### TASK REQUIREMENTS
Search the records for the word "text" and report each line that has it.
-- start of RECORDED INFORMATION --
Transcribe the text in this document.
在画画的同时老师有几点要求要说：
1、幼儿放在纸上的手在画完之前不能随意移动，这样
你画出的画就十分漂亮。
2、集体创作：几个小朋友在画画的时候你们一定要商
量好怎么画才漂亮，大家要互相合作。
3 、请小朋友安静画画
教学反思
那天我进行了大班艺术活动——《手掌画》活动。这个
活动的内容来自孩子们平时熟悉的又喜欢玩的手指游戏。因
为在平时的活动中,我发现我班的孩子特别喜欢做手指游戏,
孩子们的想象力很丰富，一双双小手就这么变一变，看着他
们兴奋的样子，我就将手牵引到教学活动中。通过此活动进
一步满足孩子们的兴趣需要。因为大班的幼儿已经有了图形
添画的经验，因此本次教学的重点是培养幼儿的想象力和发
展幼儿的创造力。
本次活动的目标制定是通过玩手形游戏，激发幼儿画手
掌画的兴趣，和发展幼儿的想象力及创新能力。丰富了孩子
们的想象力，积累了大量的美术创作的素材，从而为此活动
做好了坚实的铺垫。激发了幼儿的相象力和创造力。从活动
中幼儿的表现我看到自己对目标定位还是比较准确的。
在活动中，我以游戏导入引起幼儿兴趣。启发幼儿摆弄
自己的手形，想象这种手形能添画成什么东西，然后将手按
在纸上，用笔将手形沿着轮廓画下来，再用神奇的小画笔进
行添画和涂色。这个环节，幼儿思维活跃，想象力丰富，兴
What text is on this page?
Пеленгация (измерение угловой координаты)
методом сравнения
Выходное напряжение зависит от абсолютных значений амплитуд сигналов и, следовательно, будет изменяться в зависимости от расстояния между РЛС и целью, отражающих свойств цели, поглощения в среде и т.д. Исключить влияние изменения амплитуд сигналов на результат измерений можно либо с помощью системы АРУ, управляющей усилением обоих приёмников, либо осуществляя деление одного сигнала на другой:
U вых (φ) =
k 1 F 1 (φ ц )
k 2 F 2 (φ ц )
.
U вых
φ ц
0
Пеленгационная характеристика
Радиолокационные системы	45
-- end of RECORDED INFORMATION --
### ANSWER TO THE PROBLEM
Transcribe the text in this document.
What text is on this page?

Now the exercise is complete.